Stored entries

────────────────

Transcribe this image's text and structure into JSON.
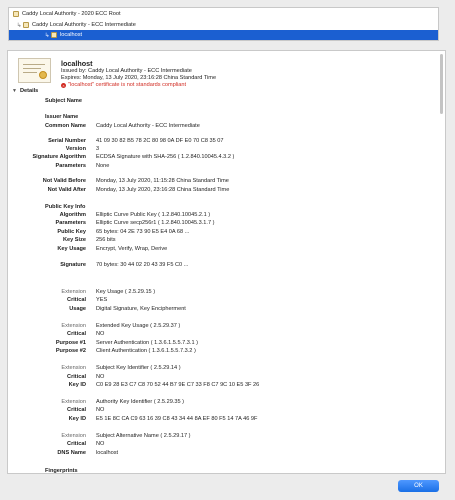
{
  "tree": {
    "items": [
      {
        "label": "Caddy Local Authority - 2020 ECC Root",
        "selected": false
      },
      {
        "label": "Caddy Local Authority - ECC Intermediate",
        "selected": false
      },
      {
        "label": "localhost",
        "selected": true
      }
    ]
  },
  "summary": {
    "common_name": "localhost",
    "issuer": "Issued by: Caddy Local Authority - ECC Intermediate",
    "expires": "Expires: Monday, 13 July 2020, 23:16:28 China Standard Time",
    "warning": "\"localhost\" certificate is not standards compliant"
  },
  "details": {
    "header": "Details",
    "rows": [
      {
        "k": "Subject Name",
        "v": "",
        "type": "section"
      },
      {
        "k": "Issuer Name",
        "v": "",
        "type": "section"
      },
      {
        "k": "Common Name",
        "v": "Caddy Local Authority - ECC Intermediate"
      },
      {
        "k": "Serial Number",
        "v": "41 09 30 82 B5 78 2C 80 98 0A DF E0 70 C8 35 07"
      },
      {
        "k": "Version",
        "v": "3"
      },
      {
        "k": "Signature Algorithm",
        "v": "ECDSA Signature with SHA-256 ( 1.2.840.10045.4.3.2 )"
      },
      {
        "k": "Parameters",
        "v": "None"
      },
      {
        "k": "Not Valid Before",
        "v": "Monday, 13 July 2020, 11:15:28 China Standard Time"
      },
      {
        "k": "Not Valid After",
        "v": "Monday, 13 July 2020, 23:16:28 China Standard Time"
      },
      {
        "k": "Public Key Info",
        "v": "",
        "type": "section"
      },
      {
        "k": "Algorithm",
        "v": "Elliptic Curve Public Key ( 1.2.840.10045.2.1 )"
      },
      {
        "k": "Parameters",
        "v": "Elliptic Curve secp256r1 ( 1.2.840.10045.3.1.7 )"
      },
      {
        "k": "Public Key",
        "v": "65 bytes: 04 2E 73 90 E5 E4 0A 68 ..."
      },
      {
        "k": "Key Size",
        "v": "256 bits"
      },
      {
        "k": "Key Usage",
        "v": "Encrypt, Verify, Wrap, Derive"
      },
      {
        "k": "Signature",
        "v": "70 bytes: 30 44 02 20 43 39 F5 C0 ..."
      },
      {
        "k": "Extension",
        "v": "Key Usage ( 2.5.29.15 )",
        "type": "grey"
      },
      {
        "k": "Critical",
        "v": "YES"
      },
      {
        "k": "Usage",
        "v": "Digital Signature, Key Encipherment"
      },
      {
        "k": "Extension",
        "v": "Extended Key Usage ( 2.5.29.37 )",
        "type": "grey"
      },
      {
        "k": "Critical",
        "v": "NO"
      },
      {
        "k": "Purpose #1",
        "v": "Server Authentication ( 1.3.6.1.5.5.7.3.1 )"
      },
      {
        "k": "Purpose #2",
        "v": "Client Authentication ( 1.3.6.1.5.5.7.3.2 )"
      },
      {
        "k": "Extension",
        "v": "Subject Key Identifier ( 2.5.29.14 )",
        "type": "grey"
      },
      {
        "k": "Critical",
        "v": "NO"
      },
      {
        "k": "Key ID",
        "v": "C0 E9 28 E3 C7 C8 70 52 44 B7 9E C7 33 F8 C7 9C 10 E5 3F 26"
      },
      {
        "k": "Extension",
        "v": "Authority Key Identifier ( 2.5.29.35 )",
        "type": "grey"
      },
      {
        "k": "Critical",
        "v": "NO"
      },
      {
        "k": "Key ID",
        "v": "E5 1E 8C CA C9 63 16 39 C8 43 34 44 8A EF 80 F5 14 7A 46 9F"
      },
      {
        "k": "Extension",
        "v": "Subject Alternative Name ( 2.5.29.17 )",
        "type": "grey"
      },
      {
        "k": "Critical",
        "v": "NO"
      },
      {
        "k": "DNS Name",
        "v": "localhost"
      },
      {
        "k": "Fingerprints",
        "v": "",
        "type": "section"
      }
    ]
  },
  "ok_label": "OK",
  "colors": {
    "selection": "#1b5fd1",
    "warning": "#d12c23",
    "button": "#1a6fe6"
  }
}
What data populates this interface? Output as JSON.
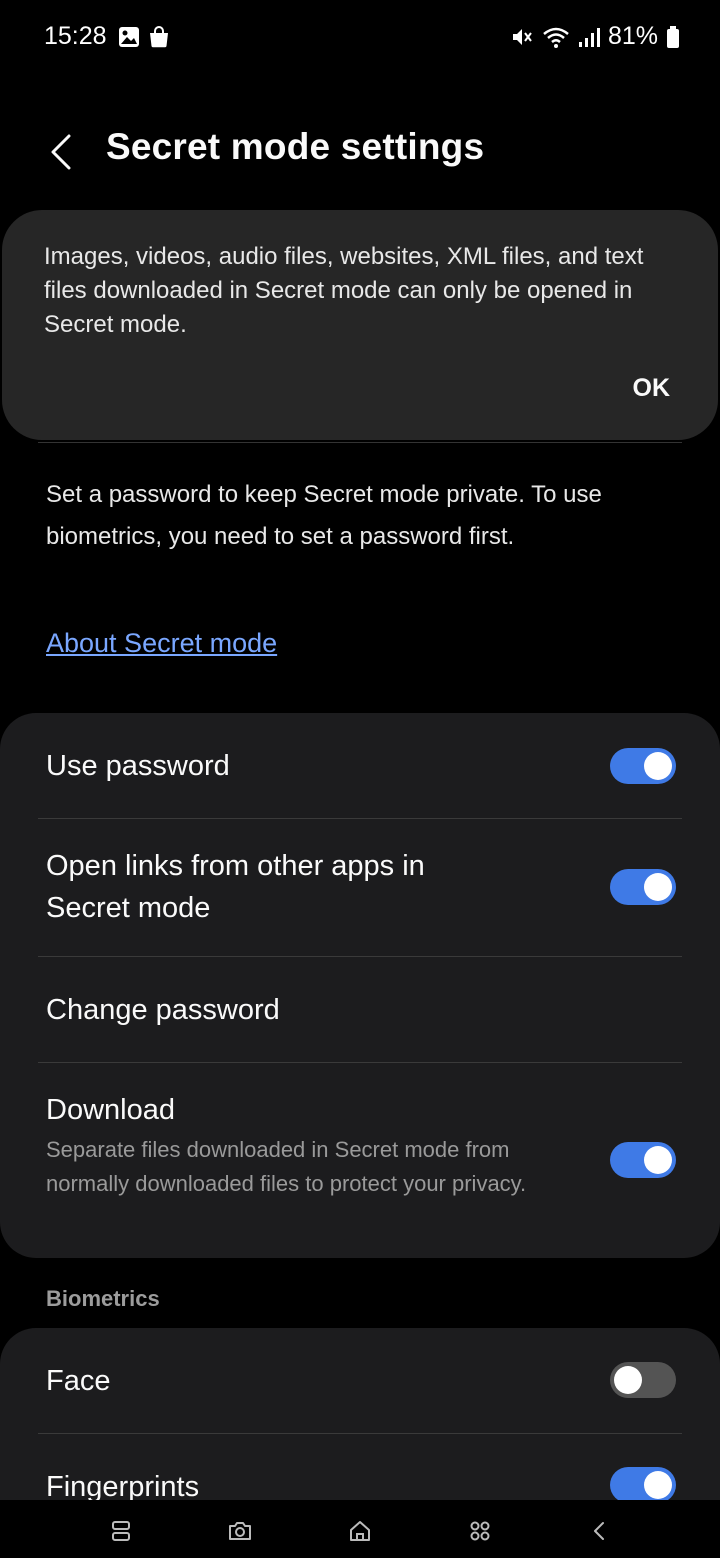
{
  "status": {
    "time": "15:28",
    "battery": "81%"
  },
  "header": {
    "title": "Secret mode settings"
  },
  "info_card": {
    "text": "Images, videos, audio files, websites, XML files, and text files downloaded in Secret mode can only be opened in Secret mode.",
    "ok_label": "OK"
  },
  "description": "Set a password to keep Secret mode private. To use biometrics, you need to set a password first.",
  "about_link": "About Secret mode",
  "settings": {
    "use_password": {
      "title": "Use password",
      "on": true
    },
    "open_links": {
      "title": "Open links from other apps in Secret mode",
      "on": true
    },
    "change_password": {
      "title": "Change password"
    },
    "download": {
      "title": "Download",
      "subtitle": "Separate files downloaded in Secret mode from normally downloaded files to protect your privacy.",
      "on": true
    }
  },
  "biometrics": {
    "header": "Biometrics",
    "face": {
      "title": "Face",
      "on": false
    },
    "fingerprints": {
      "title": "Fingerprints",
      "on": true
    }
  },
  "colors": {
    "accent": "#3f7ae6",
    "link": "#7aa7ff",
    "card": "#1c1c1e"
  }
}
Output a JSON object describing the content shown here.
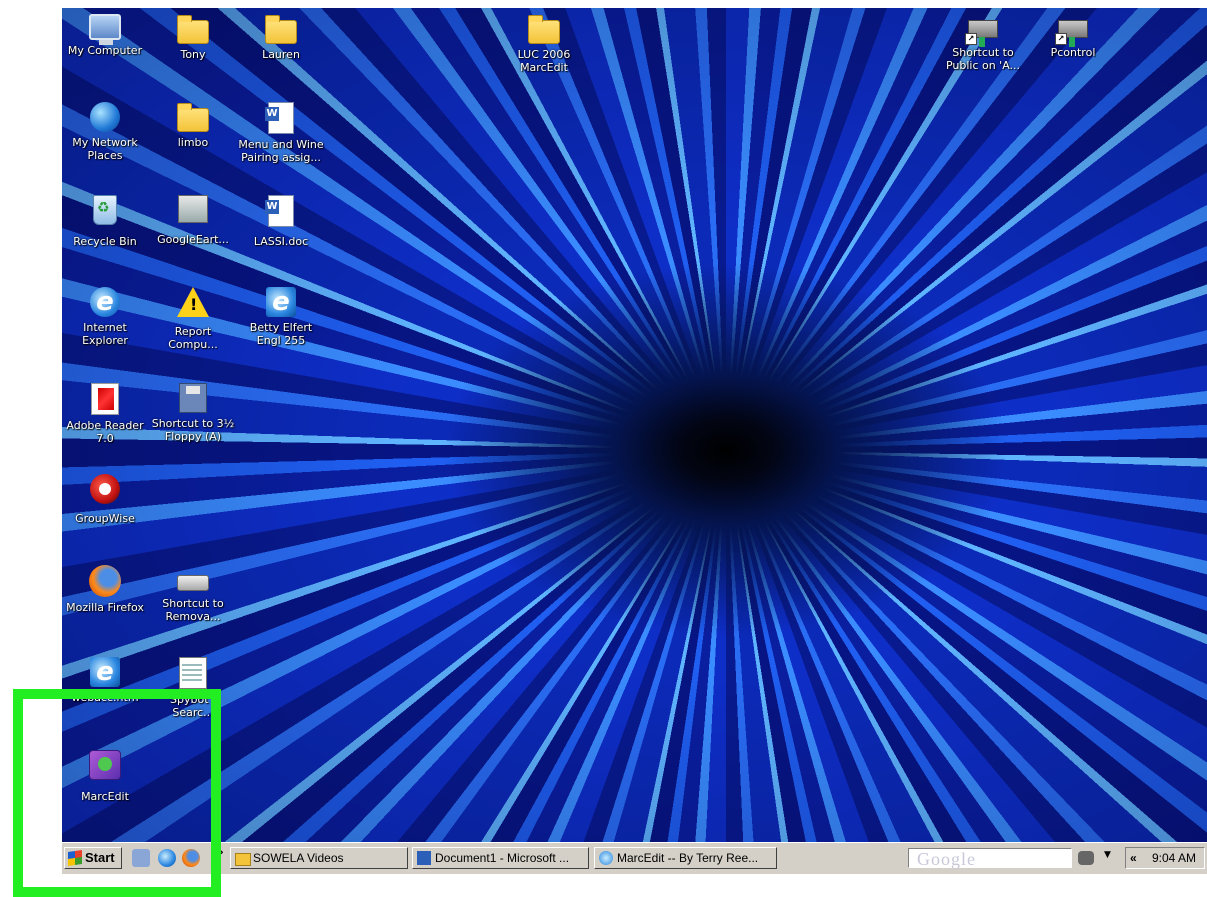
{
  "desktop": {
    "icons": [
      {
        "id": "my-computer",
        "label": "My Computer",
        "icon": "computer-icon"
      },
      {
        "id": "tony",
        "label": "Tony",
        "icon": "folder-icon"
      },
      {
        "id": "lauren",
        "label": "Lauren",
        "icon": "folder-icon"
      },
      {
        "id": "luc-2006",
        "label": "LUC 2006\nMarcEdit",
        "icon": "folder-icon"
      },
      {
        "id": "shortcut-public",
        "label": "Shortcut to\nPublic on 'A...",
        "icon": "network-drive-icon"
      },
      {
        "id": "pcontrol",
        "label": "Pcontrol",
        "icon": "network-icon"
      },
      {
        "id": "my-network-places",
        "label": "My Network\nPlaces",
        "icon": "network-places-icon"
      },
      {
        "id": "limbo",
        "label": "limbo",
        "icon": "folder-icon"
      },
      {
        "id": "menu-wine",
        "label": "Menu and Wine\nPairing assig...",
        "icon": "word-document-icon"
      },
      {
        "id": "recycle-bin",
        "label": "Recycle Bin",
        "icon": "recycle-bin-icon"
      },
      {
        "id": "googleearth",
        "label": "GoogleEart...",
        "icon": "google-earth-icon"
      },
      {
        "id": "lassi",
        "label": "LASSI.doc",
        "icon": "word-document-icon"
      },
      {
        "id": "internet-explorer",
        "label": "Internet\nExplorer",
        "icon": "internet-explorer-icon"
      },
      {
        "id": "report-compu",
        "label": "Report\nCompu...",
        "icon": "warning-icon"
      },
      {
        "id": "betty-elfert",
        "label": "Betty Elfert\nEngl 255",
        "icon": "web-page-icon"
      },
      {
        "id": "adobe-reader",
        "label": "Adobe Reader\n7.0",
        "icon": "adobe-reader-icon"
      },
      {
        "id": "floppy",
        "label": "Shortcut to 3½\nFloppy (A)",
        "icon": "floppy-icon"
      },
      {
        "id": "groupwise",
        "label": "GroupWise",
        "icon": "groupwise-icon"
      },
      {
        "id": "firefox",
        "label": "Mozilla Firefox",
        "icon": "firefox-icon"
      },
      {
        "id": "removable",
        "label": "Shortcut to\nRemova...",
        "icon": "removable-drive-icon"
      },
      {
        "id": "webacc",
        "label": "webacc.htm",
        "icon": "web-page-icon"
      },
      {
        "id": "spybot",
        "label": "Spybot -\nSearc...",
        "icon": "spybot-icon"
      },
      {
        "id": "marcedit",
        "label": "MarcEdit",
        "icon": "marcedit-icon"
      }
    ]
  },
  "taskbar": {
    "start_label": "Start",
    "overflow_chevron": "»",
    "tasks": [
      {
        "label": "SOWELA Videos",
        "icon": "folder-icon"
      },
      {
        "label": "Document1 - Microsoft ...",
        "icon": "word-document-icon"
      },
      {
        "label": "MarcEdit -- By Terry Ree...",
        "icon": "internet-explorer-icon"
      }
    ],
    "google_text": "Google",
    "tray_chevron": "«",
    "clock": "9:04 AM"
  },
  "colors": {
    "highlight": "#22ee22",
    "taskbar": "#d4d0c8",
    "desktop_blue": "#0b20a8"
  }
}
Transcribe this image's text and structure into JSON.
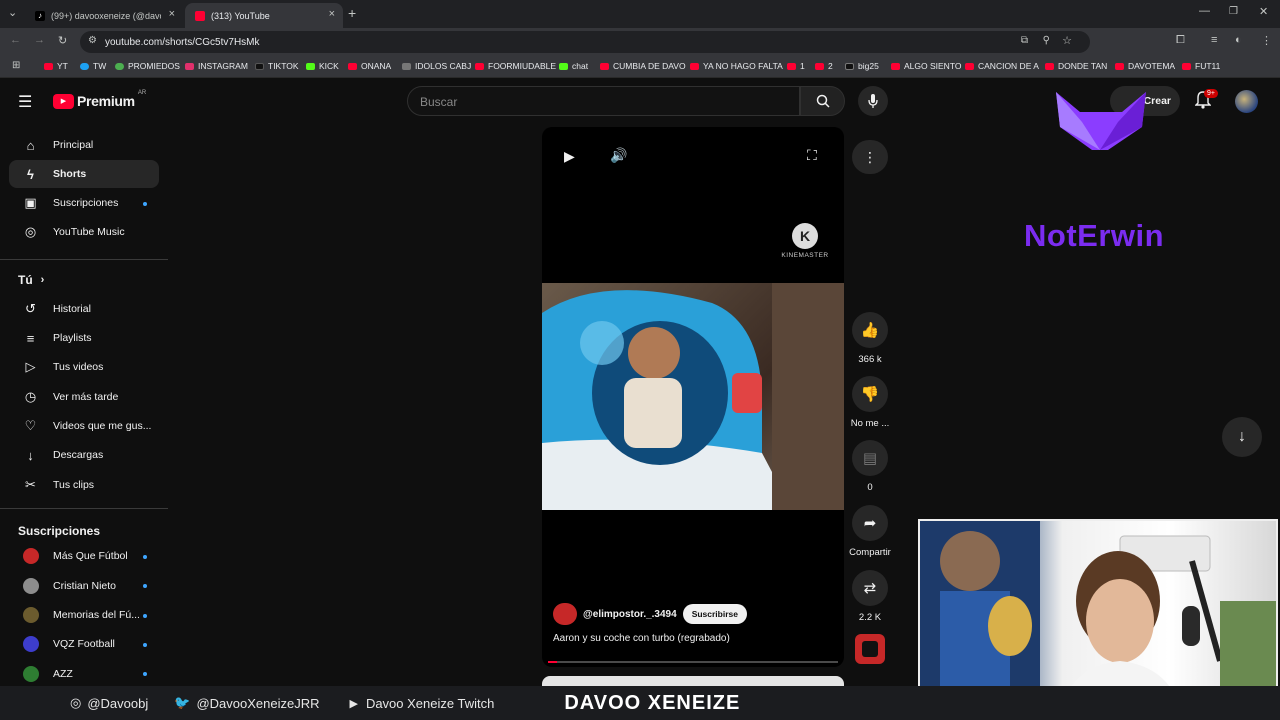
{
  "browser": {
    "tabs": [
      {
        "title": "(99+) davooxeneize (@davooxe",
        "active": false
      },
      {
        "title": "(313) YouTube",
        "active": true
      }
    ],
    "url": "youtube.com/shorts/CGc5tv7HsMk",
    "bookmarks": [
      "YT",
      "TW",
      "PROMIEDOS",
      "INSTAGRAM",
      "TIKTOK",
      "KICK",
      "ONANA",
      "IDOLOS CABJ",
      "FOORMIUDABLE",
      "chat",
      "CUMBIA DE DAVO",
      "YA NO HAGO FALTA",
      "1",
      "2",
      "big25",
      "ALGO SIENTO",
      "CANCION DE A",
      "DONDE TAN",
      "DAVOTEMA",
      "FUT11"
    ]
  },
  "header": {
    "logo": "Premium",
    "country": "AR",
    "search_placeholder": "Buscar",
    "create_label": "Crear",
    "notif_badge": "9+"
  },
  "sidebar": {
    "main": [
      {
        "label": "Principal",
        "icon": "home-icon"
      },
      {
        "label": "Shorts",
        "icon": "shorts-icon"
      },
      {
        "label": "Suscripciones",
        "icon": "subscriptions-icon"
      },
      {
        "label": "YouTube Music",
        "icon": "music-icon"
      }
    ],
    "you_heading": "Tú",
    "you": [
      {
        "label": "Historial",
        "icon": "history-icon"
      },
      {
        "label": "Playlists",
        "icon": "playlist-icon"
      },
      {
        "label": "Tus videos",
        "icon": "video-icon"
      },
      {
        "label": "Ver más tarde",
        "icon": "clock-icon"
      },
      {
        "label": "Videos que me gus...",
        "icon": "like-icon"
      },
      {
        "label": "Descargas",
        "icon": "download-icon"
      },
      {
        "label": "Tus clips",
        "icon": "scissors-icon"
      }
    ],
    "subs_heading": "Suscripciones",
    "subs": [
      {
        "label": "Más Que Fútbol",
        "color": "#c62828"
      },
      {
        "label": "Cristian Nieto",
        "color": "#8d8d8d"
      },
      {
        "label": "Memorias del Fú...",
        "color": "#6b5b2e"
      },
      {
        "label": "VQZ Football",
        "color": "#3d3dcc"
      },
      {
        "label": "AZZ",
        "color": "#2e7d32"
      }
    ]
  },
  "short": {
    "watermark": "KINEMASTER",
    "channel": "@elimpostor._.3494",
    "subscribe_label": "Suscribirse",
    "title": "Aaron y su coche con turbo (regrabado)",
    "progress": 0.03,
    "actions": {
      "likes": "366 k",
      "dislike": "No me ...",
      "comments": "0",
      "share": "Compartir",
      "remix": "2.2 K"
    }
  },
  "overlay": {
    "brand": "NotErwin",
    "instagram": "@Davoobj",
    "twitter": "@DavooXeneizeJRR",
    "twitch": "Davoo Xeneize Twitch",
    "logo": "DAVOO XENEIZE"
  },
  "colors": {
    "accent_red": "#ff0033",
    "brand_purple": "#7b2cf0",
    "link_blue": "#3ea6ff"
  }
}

────────────────

- [Task details]:
Reproduce every line from the entries that holds the word "Usage".

- [Finished task]:
        "k": "Key Usage",
        "v": "Key Usage ( 2.5.29.15 )",
        "k": "Usage",
        "v": "Extended Key Usage ( 2.5.29.37 )",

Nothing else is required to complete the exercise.